Task details: Your answer should be each line of the entries that contains the word "MapleStory", copied in full.
'''
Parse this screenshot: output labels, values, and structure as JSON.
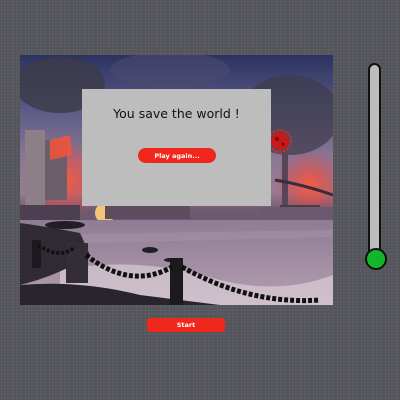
{
  "overlay": {
    "title": "You save the world !",
    "play_again_label": "Play again..."
  },
  "controls": {
    "start_label": "Start"
  },
  "meter": {
    "level": 0.04,
    "fill_color": "#13b52b"
  },
  "colors": {
    "button": "#f0271c",
    "overlay": "#bdbdbd",
    "background": "#55565c"
  },
  "scene": {
    "description_icon": "burning-city-coast-scene",
    "virus_icon": "red-virus-icon"
  }
}
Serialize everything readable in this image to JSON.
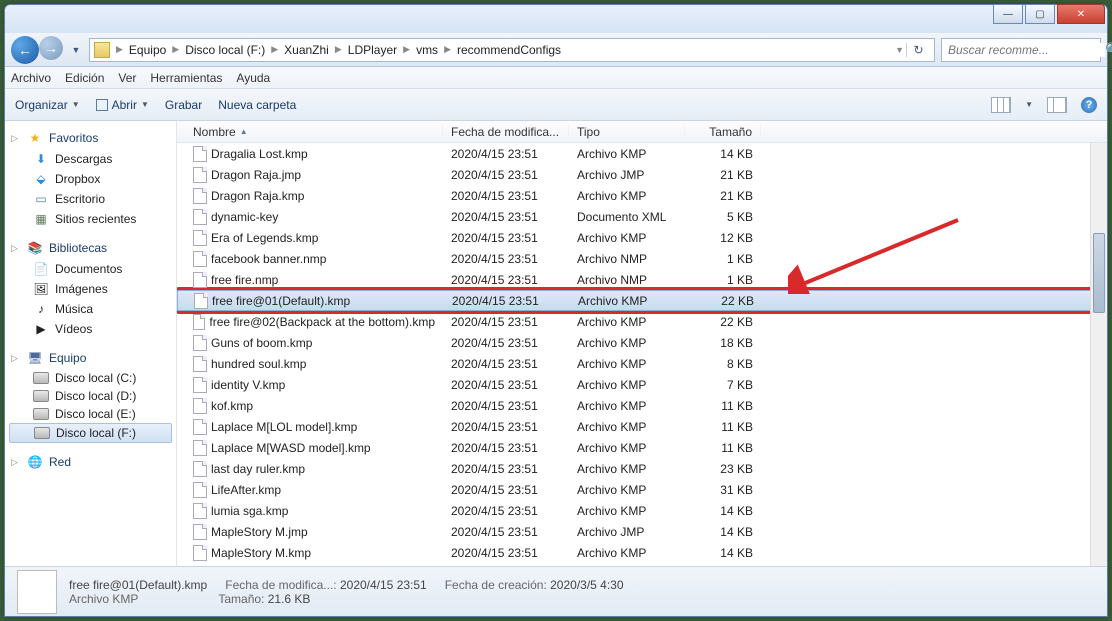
{
  "titlebar": {
    "min": "—",
    "max": "▢",
    "close": "✕"
  },
  "breadcrumb": {
    "items": [
      "Equipo",
      "Disco local (F:)",
      "XuanZhi",
      "LDPlayer",
      "vms",
      "recommendConfigs"
    ],
    "refresh": "↻"
  },
  "search": {
    "placeholder": "Buscar recomme..."
  },
  "menubar": [
    "Archivo",
    "Edición",
    "Ver",
    "Herramientas",
    "Ayuda"
  ],
  "toolbar": {
    "organize": "Organizar",
    "open": "Abrir",
    "burn": "Grabar",
    "newfolder": "Nueva carpeta"
  },
  "sidebar": {
    "fav": {
      "hdr": "Favoritos",
      "items": [
        "Descargas",
        "Dropbox",
        "Escritorio",
        "Sitios recientes"
      ]
    },
    "lib": {
      "hdr": "Bibliotecas",
      "items": [
        "Documentos",
        "Imágenes",
        "Música",
        "Vídeos"
      ]
    },
    "pc": {
      "hdr": "Equipo",
      "items": [
        "Disco local (C:)",
        "Disco local (D:)",
        "Disco local (E:)",
        "Disco local (F:)"
      ],
      "sel": 3
    },
    "net": {
      "hdr": "Red"
    }
  },
  "columns": {
    "name": "Nombre",
    "date": "Fecha de modifica...",
    "type": "Tipo",
    "size": "Tamaño"
  },
  "files": [
    {
      "n": "Dragalia Lost.kmp",
      "d": "2020/4/15 23:51",
      "t": "Archivo KMP",
      "s": "14 KB"
    },
    {
      "n": "Dragon Raja.jmp",
      "d": "2020/4/15 23:51",
      "t": "Archivo JMP",
      "s": "21 KB"
    },
    {
      "n": "Dragon Raja.kmp",
      "d": "2020/4/15 23:51",
      "t": "Archivo KMP",
      "s": "21 KB"
    },
    {
      "n": "dynamic-key",
      "d": "2020/4/15 23:51",
      "t": "Documento XML",
      "s": "5 KB"
    },
    {
      "n": "Era of Legends.kmp",
      "d": "2020/4/15 23:51",
      "t": "Archivo KMP",
      "s": "12 KB"
    },
    {
      "n": "facebook banner.nmp",
      "d": "2020/4/15 23:51",
      "t": "Archivo NMP",
      "s": "1 KB"
    },
    {
      "n": "free fire.nmp",
      "d": "2020/4/15 23:51",
      "t": "Archivo NMP",
      "s": "1 KB"
    },
    {
      "n": "free fire@01(Default).kmp",
      "d": "2020/4/15 23:51",
      "t": "Archivo KMP",
      "s": "22 KB",
      "sel": true,
      "hl": true
    },
    {
      "n": "free fire@02(Backpack at the bottom).kmp",
      "d": "2020/4/15 23:51",
      "t": "Archivo KMP",
      "s": "22 KB"
    },
    {
      "n": "Guns of boom.kmp",
      "d": "2020/4/15 23:51",
      "t": "Archivo KMP",
      "s": "18 KB"
    },
    {
      "n": "hundred soul.kmp",
      "d": "2020/4/15 23:51",
      "t": "Archivo KMP",
      "s": "8 KB"
    },
    {
      "n": "identity V.kmp",
      "d": "2020/4/15 23:51",
      "t": "Archivo KMP",
      "s": "7 KB"
    },
    {
      "n": "kof.kmp",
      "d": "2020/4/15 23:51",
      "t": "Archivo KMP",
      "s": "11 KB"
    },
    {
      "n": "Laplace M[LOL model].kmp",
      "d": "2020/4/15 23:51",
      "t": "Archivo KMP",
      "s": "11 KB"
    },
    {
      "n": "Laplace M[WASD model].kmp",
      "d": "2020/4/15 23:51",
      "t": "Archivo KMP",
      "s": "11 KB"
    },
    {
      "n": "last day ruler.kmp",
      "d": "2020/4/15 23:51",
      "t": "Archivo KMP",
      "s": "23 KB"
    },
    {
      "n": "LifeAfter.kmp",
      "d": "2020/4/15 23:51",
      "t": "Archivo KMP",
      "s": "31 KB"
    },
    {
      "n": "lumia sga.kmp",
      "d": "2020/4/15 23:51",
      "t": "Archivo KMP",
      "s": "14 KB"
    },
    {
      "n": "MapleStory M.jmp",
      "d": "2020/4/15 23:51",
      "t": "Archivo JMP",
      "s": "14 KB"
    },
    {
      "n": "MapleStory M.kmp",
      "d": "2020/4/15 23:51",
      "t": "Archivo KMP",
      "s": "14 KB"
    }
  ],
  "status": {
    "name": "free fire@01(Default).kmp",
    "type": "Archivo KMP",
    "mod_lbl": "Fecha de modifica...:",
    "mod_val": "2020/4/15 23:51",
    "size_lbl": "Tamaño:",
    "size_val": "21.6 KB",
    "created_lbl": "Fecha de creación:",
    "created_val": "2020/3/5 4:30"
  }
}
'''
Task result:
      "n": "MapleStory M.jmp",
      "n": "MapleStory M.kmp",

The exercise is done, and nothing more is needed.